++++ RECORD SET ++++

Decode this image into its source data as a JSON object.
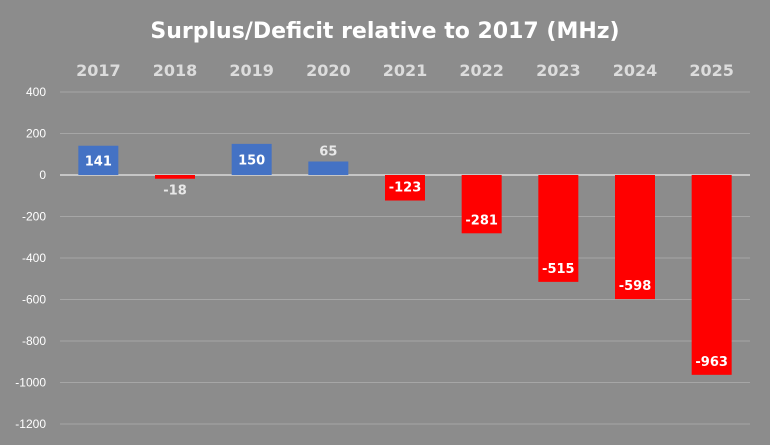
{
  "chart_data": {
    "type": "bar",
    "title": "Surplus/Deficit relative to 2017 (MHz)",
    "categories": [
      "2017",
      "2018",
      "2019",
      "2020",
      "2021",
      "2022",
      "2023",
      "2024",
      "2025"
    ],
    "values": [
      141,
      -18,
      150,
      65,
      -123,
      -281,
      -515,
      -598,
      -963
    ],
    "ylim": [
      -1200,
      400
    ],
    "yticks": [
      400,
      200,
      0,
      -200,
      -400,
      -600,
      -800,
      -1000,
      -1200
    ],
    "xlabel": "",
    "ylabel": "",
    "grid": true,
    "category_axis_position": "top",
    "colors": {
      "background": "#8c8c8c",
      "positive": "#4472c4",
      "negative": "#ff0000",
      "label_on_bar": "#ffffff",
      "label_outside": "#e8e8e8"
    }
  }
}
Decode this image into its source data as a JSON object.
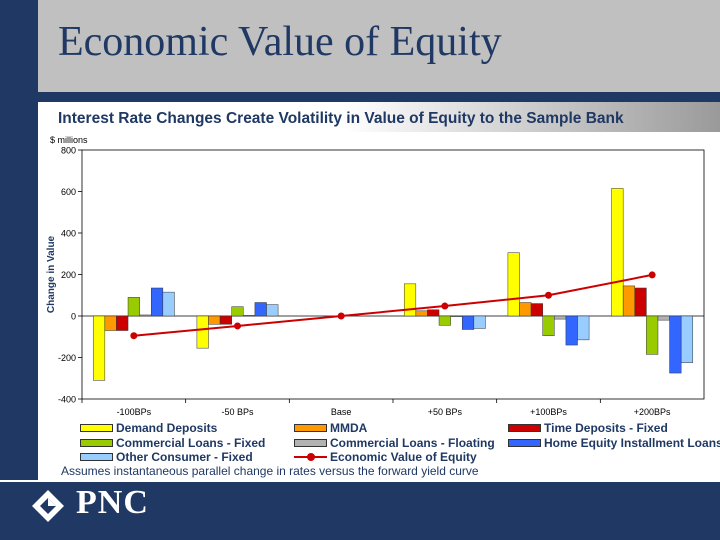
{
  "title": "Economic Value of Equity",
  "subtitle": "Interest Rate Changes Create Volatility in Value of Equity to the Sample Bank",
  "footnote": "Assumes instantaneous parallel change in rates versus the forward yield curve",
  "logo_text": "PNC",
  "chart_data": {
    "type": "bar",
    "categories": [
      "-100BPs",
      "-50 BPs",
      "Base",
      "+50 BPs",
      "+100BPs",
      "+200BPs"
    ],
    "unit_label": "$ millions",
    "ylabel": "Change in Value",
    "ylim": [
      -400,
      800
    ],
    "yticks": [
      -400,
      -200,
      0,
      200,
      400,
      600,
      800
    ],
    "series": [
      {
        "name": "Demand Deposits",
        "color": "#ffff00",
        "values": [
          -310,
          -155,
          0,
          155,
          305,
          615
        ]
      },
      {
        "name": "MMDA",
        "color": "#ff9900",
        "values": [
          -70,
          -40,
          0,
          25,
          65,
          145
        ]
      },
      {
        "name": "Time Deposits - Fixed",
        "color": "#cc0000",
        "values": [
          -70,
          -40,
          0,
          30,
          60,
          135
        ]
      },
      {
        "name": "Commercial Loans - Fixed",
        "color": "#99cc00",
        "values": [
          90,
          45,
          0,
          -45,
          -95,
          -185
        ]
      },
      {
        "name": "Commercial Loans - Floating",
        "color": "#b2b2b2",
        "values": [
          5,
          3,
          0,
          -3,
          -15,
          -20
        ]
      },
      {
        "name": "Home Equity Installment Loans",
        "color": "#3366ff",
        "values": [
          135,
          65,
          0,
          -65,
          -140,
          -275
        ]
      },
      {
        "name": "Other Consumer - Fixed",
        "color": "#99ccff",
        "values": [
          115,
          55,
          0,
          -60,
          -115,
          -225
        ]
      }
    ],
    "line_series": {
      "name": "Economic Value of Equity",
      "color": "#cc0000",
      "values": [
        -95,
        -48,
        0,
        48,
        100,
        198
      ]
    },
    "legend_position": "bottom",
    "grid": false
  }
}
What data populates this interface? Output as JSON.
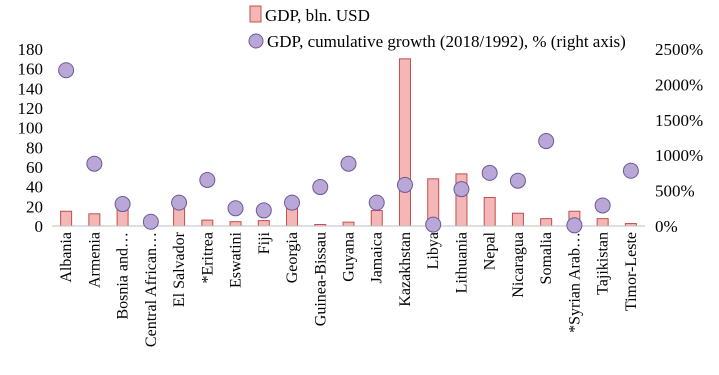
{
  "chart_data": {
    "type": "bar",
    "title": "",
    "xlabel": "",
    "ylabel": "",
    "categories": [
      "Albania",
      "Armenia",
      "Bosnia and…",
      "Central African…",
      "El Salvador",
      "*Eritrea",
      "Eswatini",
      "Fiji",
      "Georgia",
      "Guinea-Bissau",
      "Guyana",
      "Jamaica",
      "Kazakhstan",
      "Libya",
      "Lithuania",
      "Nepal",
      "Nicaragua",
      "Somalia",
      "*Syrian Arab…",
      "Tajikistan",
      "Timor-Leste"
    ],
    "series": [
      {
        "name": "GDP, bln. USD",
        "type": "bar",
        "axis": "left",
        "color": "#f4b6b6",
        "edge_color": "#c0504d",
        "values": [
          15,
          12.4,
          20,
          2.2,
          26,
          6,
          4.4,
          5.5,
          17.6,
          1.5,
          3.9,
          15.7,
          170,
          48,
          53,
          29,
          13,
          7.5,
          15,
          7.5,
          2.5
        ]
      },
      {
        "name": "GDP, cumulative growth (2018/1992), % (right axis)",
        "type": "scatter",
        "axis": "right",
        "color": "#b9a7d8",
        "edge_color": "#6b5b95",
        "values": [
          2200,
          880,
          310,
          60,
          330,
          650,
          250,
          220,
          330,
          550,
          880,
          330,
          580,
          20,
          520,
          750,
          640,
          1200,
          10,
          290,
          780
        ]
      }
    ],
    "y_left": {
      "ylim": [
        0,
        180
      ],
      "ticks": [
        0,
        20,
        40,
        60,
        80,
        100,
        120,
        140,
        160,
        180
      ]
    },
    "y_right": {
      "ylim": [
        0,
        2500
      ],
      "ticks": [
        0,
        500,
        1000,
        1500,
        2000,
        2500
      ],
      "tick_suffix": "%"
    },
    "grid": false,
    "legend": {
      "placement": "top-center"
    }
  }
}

++++

• [JOB]:
Filter for "Fixed". Return all lines that hold it.

• [COMPLETE OUTPUT]:
        "name": "Time Deposits - Fixed",
        "name": "Commercial Loans - Fixed",
        "name": "Other Consumer - Fixed",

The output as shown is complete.